▶ [Required work]: Can you print the data exactly and leave out each image?

####################

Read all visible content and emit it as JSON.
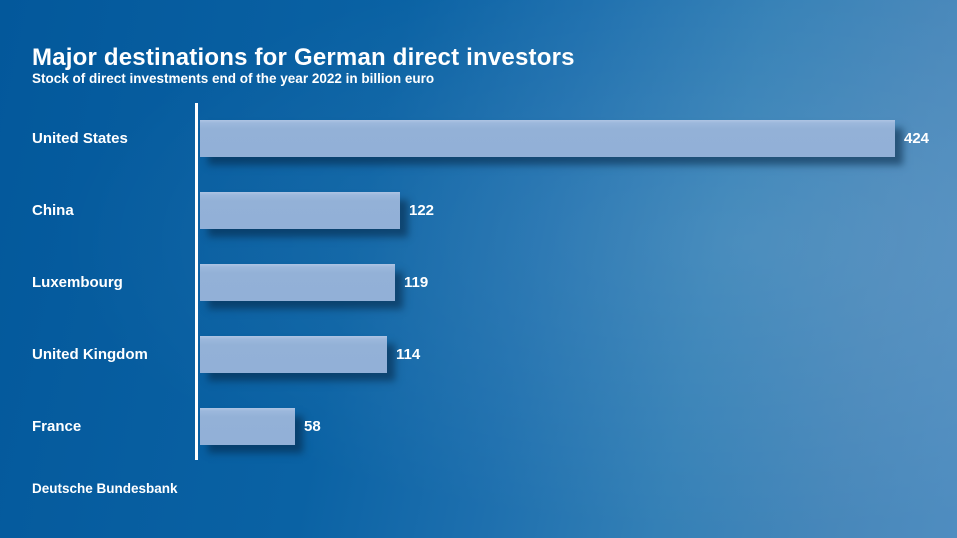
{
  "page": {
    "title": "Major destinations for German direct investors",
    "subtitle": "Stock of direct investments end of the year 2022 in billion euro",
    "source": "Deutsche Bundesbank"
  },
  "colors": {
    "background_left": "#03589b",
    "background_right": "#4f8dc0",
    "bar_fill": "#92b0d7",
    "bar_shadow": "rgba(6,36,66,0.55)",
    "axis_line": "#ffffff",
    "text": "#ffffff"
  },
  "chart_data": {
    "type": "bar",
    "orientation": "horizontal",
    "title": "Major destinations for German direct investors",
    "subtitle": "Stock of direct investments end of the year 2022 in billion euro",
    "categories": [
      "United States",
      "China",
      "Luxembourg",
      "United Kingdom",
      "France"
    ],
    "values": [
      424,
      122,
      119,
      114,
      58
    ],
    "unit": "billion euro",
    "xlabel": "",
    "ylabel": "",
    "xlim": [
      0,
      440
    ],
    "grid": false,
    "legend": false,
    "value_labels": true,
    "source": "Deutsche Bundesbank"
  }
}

####################

▶ [Expected answer]:
Read all visible content and emit it as JSON.
{
  "page": {
    "title": "Major destinations for German direct investors",
    "subtitle": "Stock of direct investments end of the year 2022 in billion euro",
    "source": "Deutsche Bundesbank"
  },
  "colors": {
    "background_left": "#03589b",
    "background_right": "#4f8dc0",
    "bar_fill": "#92b0d7",
    "bar_shadow": "rgba(6,36,66,0.55)",
    "axis_line": "#ffffff",
    "text": "#ffffff"
  },
  "chart_data": {
    "type": "bar",
    "orientation": "horizontal",
    "title": "Major destinations for German direct investors",
    "subtitle": "Stock of direct investments end of the year 2022 in billion euro",
    "categories": [
      "United States",
      "China",
      "Luxembourg",
      "United Kingdom",
      "France"
    ],
    "values": [
      424,
      122,
      119,
      114,
      58
    ],
    "unit": "billion euro",
    "xlabel": "",
    "ylabel": "",
    "xlim": [
      0,
      440
    ],
    "grid": false,
    "legend": false,
    "value_labels": true,
    "source": "Deutsche Bundesbank"
  }
}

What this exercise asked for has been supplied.